>> begin PASSAGE PROVIDED

- Busira Location in the Democratic Republic of the Congo
- Coordinates: 0°12′35″S 20°03′10″E﻿ / ﻿0.2096°S 20.0527°E
- Country: Democratic Republic of the Congo
- Province: Province of Équateur
- Territory: Bolomba Territory
- Sector: Busira

= Busira (Democratic Republic of the Congo) =

Busira, or Busira Manene, is a village in the Province of Équateur in the Democratic Republic of the Congo, in Busira Territory.

==Location==

Busira is on the north shore of the Busira River at an elevation of about 334 m.
It is in the Busira collectivity of the Bolomba Territory.
A colonial map from 1894 shows the Bussira Manene trading post in this location, upstream from the Lengué (Salonga) River and downstream from Bocoté (Bokote).

==Colonial era==

As of 1 January 1894 the Société anonyme belge pour le commerce du Haut-Congo (SAB) had 83 factories and posts, including some in the French territory to the west of the Congo and Ubangi rivers.

>> end PASSAGE PROVIDED

WORK TO DO:
1/ Retype the stretch of the Busira article that opens with the words containing "A colonial map" and closes with "and Ubangi rivers.".
2/ Name every river mentioned in the Busira article.
3/ Using the Busira article, answer:
(a) On which shore of the Busira River does the village lie?
(b) About what elevation is it at?
(c) As of 1 January 1894, how many factories and posts did the SAB have?
You will not need the data that comes after this.

>> begin DATASET EXCERPT

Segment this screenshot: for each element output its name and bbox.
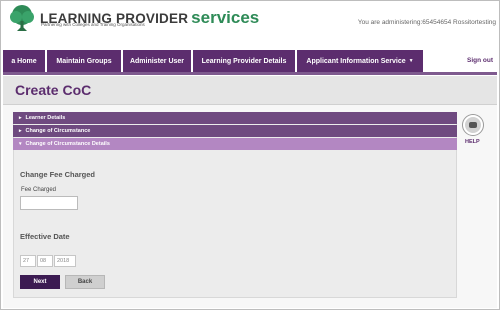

>> end DATASET EXCERPT

OUTPUTS:
1/
A colonial map from 1894 shows the Bussira Manene trading post in this location, upstream from the Lengué (Salonga) River and downstream from Bocoté (Bokote).

==Colonial era==

As of 1 January 1894 the Société anonyme belge pour le commerce du Haut-Congo (SAB) had 83 factories and posts, including some in the French territory to the west of the Congo and Ubangi rivers.

2/
Busira River
Lengué (Salonga) River
Congo River
Ubangi River

3/
(a) The north shore
(b) About 334 m
(c) 83